/---

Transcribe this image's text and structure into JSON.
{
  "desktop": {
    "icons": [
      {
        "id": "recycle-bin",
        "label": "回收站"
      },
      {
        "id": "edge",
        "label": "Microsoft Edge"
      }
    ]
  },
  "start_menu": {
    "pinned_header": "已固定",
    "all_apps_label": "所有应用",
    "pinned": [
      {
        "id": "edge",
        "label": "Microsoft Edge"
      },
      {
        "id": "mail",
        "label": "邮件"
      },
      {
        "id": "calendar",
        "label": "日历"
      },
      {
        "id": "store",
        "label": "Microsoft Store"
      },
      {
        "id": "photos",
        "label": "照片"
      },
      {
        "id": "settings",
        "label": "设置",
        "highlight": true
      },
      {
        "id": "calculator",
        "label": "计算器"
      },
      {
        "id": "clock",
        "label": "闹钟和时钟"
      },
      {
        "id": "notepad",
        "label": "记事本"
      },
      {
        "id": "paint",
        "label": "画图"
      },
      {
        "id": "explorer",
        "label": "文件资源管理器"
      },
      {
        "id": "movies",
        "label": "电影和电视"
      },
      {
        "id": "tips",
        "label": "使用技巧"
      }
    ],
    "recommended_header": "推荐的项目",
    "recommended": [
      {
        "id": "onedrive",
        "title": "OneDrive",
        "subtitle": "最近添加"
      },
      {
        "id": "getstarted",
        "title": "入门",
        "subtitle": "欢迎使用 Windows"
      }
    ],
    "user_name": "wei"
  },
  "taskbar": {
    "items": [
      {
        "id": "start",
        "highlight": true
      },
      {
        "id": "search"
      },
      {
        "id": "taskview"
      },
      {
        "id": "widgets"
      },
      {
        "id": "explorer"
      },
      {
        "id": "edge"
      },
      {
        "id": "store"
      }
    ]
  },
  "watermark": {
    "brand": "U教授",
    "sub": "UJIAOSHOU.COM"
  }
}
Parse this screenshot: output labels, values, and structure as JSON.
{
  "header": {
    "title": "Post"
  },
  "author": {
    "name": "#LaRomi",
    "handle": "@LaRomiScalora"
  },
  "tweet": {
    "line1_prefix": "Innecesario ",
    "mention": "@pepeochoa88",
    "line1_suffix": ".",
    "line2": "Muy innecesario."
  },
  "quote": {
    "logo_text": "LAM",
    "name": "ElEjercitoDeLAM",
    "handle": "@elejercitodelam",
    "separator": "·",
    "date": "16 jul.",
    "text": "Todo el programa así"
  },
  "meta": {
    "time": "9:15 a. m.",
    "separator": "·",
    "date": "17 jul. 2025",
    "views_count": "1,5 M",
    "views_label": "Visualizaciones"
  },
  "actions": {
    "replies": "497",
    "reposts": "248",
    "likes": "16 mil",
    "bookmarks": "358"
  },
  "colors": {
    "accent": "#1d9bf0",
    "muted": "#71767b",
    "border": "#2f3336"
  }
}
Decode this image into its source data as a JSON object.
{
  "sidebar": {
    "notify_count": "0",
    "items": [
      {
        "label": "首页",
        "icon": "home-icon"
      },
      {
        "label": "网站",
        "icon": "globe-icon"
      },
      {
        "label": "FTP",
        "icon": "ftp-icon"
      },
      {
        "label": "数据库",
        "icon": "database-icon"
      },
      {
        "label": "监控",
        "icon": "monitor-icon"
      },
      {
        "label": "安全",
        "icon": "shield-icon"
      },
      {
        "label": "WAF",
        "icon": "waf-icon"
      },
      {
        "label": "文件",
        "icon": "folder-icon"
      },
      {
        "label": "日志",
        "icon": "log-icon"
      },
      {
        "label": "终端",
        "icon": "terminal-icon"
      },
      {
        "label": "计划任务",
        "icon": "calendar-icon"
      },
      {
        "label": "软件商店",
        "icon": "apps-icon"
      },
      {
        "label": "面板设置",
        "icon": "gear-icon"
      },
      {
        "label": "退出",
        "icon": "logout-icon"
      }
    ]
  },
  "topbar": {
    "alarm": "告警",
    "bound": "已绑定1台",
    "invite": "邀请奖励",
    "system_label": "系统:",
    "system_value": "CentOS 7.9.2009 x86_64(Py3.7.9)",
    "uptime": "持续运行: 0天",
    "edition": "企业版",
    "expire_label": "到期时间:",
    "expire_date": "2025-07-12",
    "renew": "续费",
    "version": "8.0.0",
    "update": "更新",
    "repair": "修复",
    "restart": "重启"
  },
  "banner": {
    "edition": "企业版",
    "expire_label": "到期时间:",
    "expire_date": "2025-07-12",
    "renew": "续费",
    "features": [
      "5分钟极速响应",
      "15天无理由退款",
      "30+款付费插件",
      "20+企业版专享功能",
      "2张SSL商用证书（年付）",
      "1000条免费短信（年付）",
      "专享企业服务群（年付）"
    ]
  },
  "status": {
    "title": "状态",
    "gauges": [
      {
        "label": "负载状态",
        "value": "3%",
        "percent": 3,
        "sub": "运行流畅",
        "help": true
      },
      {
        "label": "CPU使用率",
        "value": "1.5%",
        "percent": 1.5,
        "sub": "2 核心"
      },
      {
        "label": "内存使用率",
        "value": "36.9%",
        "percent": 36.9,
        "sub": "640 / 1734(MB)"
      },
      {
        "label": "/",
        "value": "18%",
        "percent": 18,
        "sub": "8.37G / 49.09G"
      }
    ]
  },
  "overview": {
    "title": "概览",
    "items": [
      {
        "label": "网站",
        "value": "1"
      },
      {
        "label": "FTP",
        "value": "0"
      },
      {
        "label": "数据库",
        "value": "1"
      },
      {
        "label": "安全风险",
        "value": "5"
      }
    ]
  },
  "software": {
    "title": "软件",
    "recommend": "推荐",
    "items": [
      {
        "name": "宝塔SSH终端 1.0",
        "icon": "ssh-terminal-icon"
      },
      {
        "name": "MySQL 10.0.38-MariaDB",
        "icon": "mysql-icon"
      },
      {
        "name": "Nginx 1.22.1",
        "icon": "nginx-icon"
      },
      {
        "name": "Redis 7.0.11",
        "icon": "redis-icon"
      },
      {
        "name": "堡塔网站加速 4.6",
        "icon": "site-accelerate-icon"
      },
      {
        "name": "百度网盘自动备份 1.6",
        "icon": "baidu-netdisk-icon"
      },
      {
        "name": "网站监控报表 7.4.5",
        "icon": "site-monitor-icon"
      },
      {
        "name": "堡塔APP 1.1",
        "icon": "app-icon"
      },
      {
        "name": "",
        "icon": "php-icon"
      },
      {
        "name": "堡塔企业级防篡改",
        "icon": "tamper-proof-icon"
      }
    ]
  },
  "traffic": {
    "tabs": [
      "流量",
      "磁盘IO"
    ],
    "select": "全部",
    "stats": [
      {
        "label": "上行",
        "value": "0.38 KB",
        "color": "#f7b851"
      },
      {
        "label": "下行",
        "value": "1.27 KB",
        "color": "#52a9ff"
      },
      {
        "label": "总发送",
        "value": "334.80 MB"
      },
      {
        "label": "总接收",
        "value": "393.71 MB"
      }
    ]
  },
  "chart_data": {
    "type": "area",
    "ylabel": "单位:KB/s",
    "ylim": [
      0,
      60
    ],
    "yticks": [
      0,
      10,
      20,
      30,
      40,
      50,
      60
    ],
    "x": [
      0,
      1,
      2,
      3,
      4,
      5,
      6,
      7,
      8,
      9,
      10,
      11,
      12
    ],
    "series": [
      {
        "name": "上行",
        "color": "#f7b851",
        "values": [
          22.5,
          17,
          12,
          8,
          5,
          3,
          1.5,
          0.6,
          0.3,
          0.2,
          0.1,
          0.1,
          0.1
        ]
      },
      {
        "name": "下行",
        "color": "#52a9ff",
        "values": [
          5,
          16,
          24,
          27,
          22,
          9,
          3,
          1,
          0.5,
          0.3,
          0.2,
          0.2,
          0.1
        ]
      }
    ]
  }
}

\---

* WHAT THIS TASK INVOLVES: Retype the records in full. Keep every line identical to the original.

* EXERCISE ANSWER:
Transcribe this image's text and structure into JSON.
{
  "desktop": {
    "icons": [
      {
        "id": "recycle-bin",
        "label": "回收站"
      },
      {
        "id": "edge",
        "label": "Microsoft Edge"
      }
    ]
  },
  "start_menu": {
    "pinned_header": "已固定",
    "all_apps_label": "所有应用",
    "pinned": [
      {
        "id": "edge",
        "label": "Microsoft Edge"
      },
      {
        "id": "mail",
        "label": "邮件"
      },
      {
        "id": "calendar",
        "label": "日历"
      },
      {
        "id": "store",
        "label": "Microsoft Store"
      },
      {
        "id": "photos",
        "label": "照片"
      },
      {
        "id": "settings",
        "label": "设置",
        "highlight": true
      },
      {
        "id": "calculator",
        "label": "计算器"
      },
      {
        "id": "clock",
        "label": "闹钟和时钟"
      },
      {
        "id": "notepad",
        "label": "记事本"
      },
      {
        "id": "paint",
        "label": "画图"
      },
      {
        "id": "explorer",
        "label": "文件资源管理器"
      },
      {
        "id": "movies",
        "label": "电影和电视"
      },
      {
        "id": "tips",
        "label": "使用技巧"
      }
    ],
    "recommended_header": "推荐的项目",
    "recommended": [
      {
        "id": "onedrive",
        "title": "OneDrive",
        "subtitle": "最近添加"
      },
      {
        "id": "getstarted",
        "title": "入门",
        "subtitle": "欢迎使用 Windows"
      }
    ],
    "user_name": "wei"
  },
  "taskbar": {
    "items": [
      {
        "id": "start",
        "highlight": true
      },
      {
        "id": "search"
      },
      {
        "id": "taskview"
      },
      {
        "id": "widgets"
      },
      {
        "id": "explorer"
      },
      {
        "id": "edge"
      },
      {
        "id": "store"
      }
    ]
  },
  "watermark": {
    "brand": "U教授",
    "sub": "UJIAOSHOU.COM"
  }
}
Parse this screenshot: output labels, values, and structure as JSON.
{
  "header": {
    "title": "Post"
  },
  "author": {
    "name": "#LaRomi",
    "handle": "@LaRomiScalora"
  },
  "tweet": {
    "line1_prefix": "Innecesario ",
    "mention": "@pepeochoa88",
    "line1_suffix": ".",
    "line2": "Muy innecesario."
  },
  "quote": {
    "logo_text": "LAM",
    "name": "ElEjercitoDeLAM",
    "handle": "@elejercitodelam",
    "separator": "·",
    "date": "16 jul.",
    "text": "Todo el programa así"
  },
  "meta": {
    "time": "9:15 a. m.",
    "separator": "·",
    "date": "17 jul. 2025",
    "views_count": "1,5 M",
    "views_label": "Visualizaciones"
  },
  "actions": {
    "replies": "497",
    "reposts": "248",
    "likes": "16 mil",
    "bookmarks": "358"
  },
  "colors": {
    "accent": "#1d9bf0",
    "muted": "#71767b",
    "border": "#2f3336"
  }
}
Decode this image into its source data as a JSON object.
{
  "sidebar": {
    "notify_count": "0",
    "items": [
      {
        "label": "首页",
        "icon": "home-icon"
      },
      {
        "label": "网站",
        "icon": "globe-icon"
      },
      {
        "label": "FTP",
        "icon": "ftp-icon"
      },
      {
        "label": "数据库",
        "icon": "database-icon"
      },
      {
        "label": "监控",
        "icon": "monitor-icon"
      },
      {
        "label": "安全",
        "icon": "shield-icon"
      },
      {
        "label": "WAF",
        "icon": "waf-icon"
      },
      {
        "label": "文件",
        "icon": "folder-icon"
      },
      {
        "label": "日志",
        "icon": "log-icon"
      },
      {
        "label": "终端",
        "icon": "terminal-icon"
      },
      {
        "label": "计划任务",
        "icon": "calendar-icon"
      },
      {
        "label": "软件商店",
        "icon": "apps-icon"
      },
      {
        "label": "面板设置",
        "icon": "gear-icon"
      },
      {
        "label": "退出",
        "icon": "logout-icon"
      }
    ]
  },
  "topbar": {
    "alarm": "告警",
    "bound": "已绑定1台",
    "invite": "邀请奖励",
    "system_label": "系统:",
    "system_value": "CentOS 7.9.2009 x86_64(Py3.7.9)",
    "uptime": "持续运行: 0天",
    "edition": "企业版",
    "expire_label": "到期时间:",
    "expire_date": "2025-07-12",
    "renew": "续费",
    "version": "8.0.0",
    "update": "更新",
    "repair": "修复",
    "restart": "重启"
  },
  "banner": {
    "edition": "企业版",
    "expire_label": "到期时间:",
    "expire_date": "2025-07-12",
    "renew": "续费",
    "features": [
      "5分钟极速响应",
      "15天无理由退款",
      "30+款付费插件",
      "20+企业版专享功能",
      "2张SSL商用证书（年付）",
      "1000条免费短信（年付）",
      "专享企业服务群（年付）"
    ]
  },
  "status": {
    "title": "状态",
    "gauges": [
      {
        "label": "负载状态",
        "value": "3%",
        "percent": 3,
        "sub": "运行流畅",
        "help": true
      },
      {
        "label": "CPU使用率",
        "value": "1.5%",
        "percent": 1.5,
        "sub": "2 核心"
      },
      {
        "label": "内存使用率",
        "value": "36.9%",
        "percent": 36.9,
        "sub": "640 / 1734(MB)"
      },
      {
        "label": "/",
        "value": "18%",
        "percent": 18,
        "sub": "8.37G / 49.09G"
      }
    ]
  },
  "overview": {
    "title": "概览",
    "items": [
      {
        "label": "网站",
        "value": "1"
      },
      {
        "label": "FTP",
        "value": "0"
      },
      {
        "label": "数据库",
        "value": "1"
      },
      {
        "label": "安全风险",
        "value": "5"
      }
    ]
  },
  "software": {
    "title": "软件",
    "recommend": "推荐",
    "items": [
      {
        "name": "宝塔SSH终端 1.0",
        "icon": "ssh-terminal-icon"
      },
      {
        "name": "MySQL 10.0.38-MariaDB",
        "icon": "mysql-icon"
      },
      {
        "name": "Nginx 1.22.1",
        "icon": "nginx-icon"
      },
      {
        "name": "Redis 7.0.11",
        "icon": "redis-icon"
      },
      {
        "name": "堡塔网站加速 4.6",
        "icon": "site-accelerate-icon"
      },
      {
        "name": "百度网盘自动备份 1.6",
        "icon": "baidu-netdisk-icon"
      },
      {
        "name": "网站监控报表 7.4.5",
        "icon": "site-monitor-icon"
      },
      {
        "name": "堡塔APP 1.1",
        "icon": "app-icon"
      },
      {
        "name": "",
        "icon": "php-icon"
      },
      {
        "name": "堡塔企业级防篡改",
        "icon": "tamper-proof-icon"
      }
    ]
  },
  "traffic": {
    "tabs": [
      "流量",
      "磁盘IO"
    ],
    "select": "全部",
    "stats": [
      {
        "label": "上行",
        "value": "0.38 KB",
        "color": "#f7b851"
      },
      {
        "label": "下行",
        "value": "1.27 KB",
        "color": "#52a9ff"
      },
      {
        "label": "总发送",
        "value": "334.80 MB"
      },
      {
        "label": "总接收",
        "value": "393.71 MB"
      }
    ]
  },
  "chart_data": {
    "type": "area",
    "ylabel": "单位:KB/s",
    "ylim": [
      0,
      60
    ],
    "yticks": [
      0,
      10,
      20,
      30,
      40,
      50,
      60
    ],
    "x": [
      0,
      1,
      2,
      3,
      4,
      5,
      6,
      7,
      8,
      9,
      10,
      11,
      12
    ],
    "series": [
      {
        "name": "上行",
        "color": "#f7b851",
        "values": [
          22.5,
          17,
          12,
          8,
          5,
          3,
          1.5,
          0.6,
          0.3,
          0.2,
          0.1,
          0.1,
          0.1
        ]
      },
      {
        "name": "下行",
        "color": "#52a9ff",
        "values": [
          5,
          16,
          24,
          27,
          22,
          9,
          3,
          1,
          0.5,
          0.3,
          0.2,
          0.2,
          0.1
        ]
      }
    ]
  }
}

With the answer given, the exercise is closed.